RECORDS SHOWN ->
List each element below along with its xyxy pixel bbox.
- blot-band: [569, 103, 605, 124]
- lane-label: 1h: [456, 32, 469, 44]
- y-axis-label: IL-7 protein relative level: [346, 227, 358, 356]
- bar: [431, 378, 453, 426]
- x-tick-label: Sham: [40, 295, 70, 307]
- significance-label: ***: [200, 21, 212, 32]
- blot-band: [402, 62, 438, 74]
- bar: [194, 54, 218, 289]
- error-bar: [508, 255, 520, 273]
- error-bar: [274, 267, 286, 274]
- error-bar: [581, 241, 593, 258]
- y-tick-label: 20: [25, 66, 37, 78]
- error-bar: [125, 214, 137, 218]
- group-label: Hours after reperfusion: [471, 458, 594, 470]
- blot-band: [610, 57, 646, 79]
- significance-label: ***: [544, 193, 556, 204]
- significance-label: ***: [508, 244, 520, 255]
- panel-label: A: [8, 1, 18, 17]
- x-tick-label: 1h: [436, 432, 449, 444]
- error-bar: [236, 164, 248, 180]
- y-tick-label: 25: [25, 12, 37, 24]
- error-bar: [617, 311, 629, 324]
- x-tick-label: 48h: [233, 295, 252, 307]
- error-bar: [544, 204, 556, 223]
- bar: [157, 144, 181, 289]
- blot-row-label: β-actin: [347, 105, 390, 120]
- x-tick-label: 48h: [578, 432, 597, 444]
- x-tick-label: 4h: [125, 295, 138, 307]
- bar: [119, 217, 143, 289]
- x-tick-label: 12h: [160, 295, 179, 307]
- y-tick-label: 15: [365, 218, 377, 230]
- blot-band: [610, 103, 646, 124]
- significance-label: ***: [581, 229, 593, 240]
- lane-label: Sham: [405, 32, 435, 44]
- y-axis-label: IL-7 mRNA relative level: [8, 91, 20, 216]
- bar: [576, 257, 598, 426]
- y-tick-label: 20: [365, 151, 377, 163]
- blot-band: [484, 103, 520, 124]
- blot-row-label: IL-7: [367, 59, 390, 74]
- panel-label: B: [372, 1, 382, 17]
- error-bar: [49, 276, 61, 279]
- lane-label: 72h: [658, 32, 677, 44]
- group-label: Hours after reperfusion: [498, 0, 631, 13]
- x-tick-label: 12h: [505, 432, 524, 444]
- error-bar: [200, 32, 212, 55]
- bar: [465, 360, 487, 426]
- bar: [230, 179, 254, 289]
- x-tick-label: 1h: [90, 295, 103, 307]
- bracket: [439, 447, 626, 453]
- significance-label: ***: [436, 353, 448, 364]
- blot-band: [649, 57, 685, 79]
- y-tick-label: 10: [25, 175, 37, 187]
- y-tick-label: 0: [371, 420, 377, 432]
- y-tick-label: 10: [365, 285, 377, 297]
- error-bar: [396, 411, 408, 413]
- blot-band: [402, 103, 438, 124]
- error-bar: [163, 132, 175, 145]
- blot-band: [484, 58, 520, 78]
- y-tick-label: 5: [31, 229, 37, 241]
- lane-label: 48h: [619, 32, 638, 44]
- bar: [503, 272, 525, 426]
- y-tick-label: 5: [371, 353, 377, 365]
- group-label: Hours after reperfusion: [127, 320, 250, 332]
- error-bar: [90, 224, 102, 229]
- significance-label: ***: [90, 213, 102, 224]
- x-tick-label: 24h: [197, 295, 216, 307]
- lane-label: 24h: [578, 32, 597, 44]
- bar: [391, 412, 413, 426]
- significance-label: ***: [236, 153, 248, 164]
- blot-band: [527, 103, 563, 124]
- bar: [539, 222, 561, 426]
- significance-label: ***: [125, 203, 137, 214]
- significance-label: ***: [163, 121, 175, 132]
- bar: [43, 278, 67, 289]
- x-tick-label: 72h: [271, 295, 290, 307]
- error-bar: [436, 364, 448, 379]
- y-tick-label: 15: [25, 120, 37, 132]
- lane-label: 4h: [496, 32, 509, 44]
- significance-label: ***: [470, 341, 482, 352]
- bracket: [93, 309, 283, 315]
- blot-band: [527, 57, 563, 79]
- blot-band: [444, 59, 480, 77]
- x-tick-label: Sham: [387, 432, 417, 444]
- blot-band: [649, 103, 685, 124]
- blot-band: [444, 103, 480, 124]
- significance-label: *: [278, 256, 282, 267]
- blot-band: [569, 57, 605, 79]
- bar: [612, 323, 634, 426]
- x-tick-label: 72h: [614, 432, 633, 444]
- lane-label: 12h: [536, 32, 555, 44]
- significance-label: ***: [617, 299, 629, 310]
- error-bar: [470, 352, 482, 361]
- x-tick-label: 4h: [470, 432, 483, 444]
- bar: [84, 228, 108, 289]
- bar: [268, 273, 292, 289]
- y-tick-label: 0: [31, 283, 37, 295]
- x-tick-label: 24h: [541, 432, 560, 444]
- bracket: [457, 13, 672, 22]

WHAT NEEDS TO BE DONE -> Search the records above for the string "group". Copy every line that contains it.

WRITTEN ANSWER ->
- group-label: Hours after reperfusion: [471, 458, 594, 470]
- group-label: Hours after reperfusion: [498, 0, 631, 13]
- group-label: Hours after reperfusion: [127, 320, 250, 332]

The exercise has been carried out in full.